Work to complete
Please copy every line of the items below, character for character.

-------- Supplied data --------

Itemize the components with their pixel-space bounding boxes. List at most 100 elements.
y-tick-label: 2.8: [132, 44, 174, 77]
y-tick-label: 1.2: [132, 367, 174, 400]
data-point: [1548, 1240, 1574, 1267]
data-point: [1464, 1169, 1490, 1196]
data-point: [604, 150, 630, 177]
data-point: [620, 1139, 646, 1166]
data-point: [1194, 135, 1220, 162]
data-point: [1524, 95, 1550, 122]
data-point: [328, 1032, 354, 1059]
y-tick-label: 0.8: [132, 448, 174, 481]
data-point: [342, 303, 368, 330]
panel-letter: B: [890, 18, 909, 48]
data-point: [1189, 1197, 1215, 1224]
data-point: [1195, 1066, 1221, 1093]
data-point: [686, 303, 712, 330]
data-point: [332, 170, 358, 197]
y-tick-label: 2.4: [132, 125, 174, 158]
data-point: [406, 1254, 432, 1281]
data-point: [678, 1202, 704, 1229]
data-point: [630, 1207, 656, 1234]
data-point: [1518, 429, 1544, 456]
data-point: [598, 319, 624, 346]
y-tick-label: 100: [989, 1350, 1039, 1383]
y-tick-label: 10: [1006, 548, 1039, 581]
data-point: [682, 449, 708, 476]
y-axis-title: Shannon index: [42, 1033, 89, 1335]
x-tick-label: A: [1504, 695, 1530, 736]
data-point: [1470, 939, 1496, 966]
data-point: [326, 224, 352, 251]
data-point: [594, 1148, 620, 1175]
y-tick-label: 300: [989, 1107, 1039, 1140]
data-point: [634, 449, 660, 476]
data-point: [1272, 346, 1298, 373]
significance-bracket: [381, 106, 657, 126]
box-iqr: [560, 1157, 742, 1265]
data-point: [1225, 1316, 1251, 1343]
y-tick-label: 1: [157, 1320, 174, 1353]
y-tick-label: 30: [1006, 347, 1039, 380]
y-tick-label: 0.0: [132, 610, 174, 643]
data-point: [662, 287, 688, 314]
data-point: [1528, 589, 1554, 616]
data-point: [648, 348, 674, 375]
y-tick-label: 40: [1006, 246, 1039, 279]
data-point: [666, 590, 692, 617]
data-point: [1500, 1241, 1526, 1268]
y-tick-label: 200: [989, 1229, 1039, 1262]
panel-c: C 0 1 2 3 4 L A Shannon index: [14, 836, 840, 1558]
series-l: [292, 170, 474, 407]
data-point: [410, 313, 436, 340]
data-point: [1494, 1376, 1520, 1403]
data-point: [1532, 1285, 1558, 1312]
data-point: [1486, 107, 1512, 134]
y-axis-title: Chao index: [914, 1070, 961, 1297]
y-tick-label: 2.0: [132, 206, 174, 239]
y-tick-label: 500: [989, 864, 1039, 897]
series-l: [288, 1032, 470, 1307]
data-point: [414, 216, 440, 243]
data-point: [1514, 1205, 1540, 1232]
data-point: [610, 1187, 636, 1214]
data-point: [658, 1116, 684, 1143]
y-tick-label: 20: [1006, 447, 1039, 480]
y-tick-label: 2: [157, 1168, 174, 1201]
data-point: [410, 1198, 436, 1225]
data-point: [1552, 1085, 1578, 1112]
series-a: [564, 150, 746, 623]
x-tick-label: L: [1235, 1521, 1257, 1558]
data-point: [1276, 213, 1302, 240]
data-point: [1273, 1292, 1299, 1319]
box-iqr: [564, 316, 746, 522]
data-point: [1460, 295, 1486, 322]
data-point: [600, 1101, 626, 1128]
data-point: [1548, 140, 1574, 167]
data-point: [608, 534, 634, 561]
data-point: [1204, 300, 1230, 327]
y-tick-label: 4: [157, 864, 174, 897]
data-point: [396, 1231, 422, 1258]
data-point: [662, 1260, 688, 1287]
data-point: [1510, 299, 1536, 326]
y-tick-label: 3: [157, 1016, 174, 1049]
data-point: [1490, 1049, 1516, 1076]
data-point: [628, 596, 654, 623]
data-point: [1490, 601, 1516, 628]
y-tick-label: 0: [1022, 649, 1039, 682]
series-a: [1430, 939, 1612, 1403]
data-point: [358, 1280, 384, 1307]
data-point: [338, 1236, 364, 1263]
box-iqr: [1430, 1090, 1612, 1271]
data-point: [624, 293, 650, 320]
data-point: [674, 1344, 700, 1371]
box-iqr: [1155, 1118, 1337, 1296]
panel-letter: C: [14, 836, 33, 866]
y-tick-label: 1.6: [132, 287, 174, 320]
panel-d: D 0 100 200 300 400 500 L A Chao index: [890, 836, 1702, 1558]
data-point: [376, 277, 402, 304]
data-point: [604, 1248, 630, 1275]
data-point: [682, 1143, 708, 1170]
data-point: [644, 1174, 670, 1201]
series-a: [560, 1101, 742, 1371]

--------

Task response
Itemize the components with their pixel-space bounding boxes. List at most 100 elements.
y-tick-label: 2.8: [132, 44, 174, 77]
y-tick-label: 1.2: [132, 367, 174, 400]
data-point: [1548, 1240, 1574, 1267]
data-point: [1464, 1169, 1490, 1196]
data-point: [604, 150, 630, 177]
data-point: [620, 1139, 646, 1166]
data-point: [1194, 135, 1220, 162]
data-point: [1524, 95, 1550, 122]
data-point: [328, 1032, 354, 1059]
y-tick-label: 0.8: [132, 448, 174, 481]
data-point: [342, 303, 368, 330]
panel-letter: B: [890, 18, 909, 48]
data-point: [1189, 1197, 1215, 1224]
data-point: [1195, 1066, 1221, 1093]
data-point: [686, 303, 712, 330]
data-point: [332, 170, 358, 197]
y-tick-label: 2.4: [132, 125, 174, 158]
data-point: [406, 1254, 432, 1281]
data-point: [678, 1202, 704, 1229]
data-point: [630, 1207, 656, 1234]
data-point: [1518, 429, 1544, 456]
data-point: [598, 319, 624, 346]
y-tick-label: 100: [989, 1350, 1039, 1383]
y-tick-label: 10: [1006, 548, 1039, 581]
data-point: [682, 449, 708, 476]
y-axis-title: Shannon index: [42, 1033, 89, 1335]
x-tick-label: A: [1504, 695, 1530, 736]
data-point: [1470, 939, 1496, 966]
data-point: [326, 224, 352, 251]
data-point: [594, 1148, 620, 1175]
y-tick-label: 300: [989, 1107, 1039, 1140]
data-point: [634, 449, 660, 476]
data-point: [1272, 346, 1298, 373]
significance-bracket: [381, 106, 657, 126]
box-iqr: [560, 1157, 742, 1265]
data-point: [1225, 1316, 1251, 1343]
y-tick-label: 1: [157, 1320, 174, 1353]
y-tick-label: 30: [1006, 347, 1039, 380]
y-tick-label: 0.0: [132, 610, 174, 643]
data-point: [662, 287, 688, 314]
data-point: [1528, 589, 1554, 616]
data-point: [648, 348, 674, 375]
y-tick-label: 40: [1006, 246, 1039, 279]
data-point: [666, 590, 692, 617]
data-point: [1500, 1241, 1526, 1268]
y-tick-label: 200: [989, 1229, 1039, 1262]
panel-c: C 0 1 2 3 4 L A Shannon index: [14, 836, 840, 1558]
series-l: [292, 170, 474, 407]
data-point: [410, 313, 436, 340]
data-point: [1494, 1376, 1520, 1403]
data-point: [1532, 1285, 1558, 1312]
data-point: [1486, 107, 1512, 134]
y-axis-title: Chao index: [914, 1070, 961, 1297]
y-tick-label: 2.0: [132, 206, 174, 239]
y-tick-label: 500: [989, 864, 1039, 897]
series-l: [288, 1032, 470, 1307]
data-point: [414, 216, 440, 243]
data-point: [1514, 1205, 1540, 1232]
data-point: [610, 1187, 636, 1214]
data-point: [658, 1116, 684, 1143]
y-tick-label: 20: [1006, 447, 1039, 480]
y-tick-label: 2: [157, 1168, 174, 1201]
data-point: [410, 1198, 436, 1225]
data-point: [1552, 1085, 1578, 1112]
series-a: [564, 150, 746, 623]
x-tick-label: L: [1235, 1521, 1257, 1558]
data-point: [1276, 213, 1302, 240]
data-point: [1273, 1292, 1299, 1319]
box-iqr: [564, 316, 746, 522]
data-point: [1460, 295, 1486, 322]
data-point: [600, 1101, 626, 1128]
data-point: [1548, 140, 1574, 167]
data-point: [608, 534, 634, 561]
data-point: [1204, 300, 1230, 327]
y-tick-label: 4: [157, 864, 174, 897]
data-point: [396, 1231, 422, 1258]
data-point: [662, 1260, 688, 1287]
data-point: [1510, 299, 1536, 326]
y-tick-label: 3: [157, 1016, 174, 1049]
data-point: [1490, 1049, 1516, 1076]
data-point: [628, 596, 654, 623]
data-point: [1490, 601, 1516, 628]
y-tick-label: 0: [1022, 649, 1039, 682]
series-a: [1430, 939, 1612, 1403]
data-point: [358, 1280, 384, 1307]
data-point: [338, 1236, 364, 1263]
box-iqr: [1430, 1090, 1612, 1271]
data-point: [624, 293, 650, 320]
data-point: [674, 1344, 700, 1371]
box-iqr: [1155, 1118, 1337, 1296]
panel-letter: C: [14, 836, 33, 866]
y-tick-label: 1.6: [132, 287, 174, 320]
panel-d: D 0 100 200 300 400 500 L A Chao index: [890, 836, 1702, 1558]
data-point: [376, 277, 402, 304]
data-point: [604, 1248, 630, 1275]
data-point: [682, 1143, 708, 1170]
data-point: [644, 1174, 670, 1201]
series-a: [560, 1101, 742, 1371]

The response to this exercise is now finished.